DO THIS - Spot each line that carries the word "GLOBAL"; copy those lines.

Dataset rows about figures
◇ ◇ ◇ ◇
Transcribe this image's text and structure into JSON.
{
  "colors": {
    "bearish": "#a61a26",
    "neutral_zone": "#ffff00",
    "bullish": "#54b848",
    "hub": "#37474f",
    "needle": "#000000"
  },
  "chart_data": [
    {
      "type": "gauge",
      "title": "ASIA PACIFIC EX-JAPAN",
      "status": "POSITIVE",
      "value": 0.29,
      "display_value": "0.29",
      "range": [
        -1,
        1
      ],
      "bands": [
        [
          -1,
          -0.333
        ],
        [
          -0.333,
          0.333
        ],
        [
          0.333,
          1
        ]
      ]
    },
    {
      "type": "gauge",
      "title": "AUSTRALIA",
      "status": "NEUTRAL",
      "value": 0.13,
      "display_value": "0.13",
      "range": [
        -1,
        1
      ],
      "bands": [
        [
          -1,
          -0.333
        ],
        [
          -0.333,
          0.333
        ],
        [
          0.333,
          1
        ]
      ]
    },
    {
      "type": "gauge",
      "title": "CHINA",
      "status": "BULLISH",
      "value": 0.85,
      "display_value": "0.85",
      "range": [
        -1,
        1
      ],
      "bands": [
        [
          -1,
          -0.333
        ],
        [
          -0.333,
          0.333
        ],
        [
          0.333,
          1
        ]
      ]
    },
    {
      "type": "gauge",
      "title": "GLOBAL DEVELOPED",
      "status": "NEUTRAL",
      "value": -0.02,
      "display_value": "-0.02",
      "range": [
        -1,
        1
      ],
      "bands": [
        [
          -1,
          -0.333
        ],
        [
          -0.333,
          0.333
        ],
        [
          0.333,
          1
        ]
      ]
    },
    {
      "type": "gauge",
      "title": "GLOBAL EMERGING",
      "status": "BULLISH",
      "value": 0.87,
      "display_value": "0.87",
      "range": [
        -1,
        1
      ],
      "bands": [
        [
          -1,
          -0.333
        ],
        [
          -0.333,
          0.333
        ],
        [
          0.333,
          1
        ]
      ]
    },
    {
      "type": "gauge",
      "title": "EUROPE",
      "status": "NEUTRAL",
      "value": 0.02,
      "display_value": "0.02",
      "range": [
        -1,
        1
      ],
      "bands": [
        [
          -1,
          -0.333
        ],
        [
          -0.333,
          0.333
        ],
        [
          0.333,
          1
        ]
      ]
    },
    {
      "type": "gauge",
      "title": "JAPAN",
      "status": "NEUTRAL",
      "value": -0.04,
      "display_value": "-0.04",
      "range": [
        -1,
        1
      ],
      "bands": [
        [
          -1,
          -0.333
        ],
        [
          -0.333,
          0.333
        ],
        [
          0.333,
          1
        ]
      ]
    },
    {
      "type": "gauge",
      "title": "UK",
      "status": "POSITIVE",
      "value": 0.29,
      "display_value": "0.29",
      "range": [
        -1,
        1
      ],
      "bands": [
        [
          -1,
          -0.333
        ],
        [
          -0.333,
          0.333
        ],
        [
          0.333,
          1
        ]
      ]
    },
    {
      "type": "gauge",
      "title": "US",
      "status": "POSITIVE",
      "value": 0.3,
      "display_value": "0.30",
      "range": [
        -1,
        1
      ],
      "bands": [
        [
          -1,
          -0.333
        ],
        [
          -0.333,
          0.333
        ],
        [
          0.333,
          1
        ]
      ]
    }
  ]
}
◇ ◇ ◇ ◇
PROBLEM SOLUTION -
      "title": "GLOBAL DEVELOPED",
      "title": "GLOBAL EMERGING",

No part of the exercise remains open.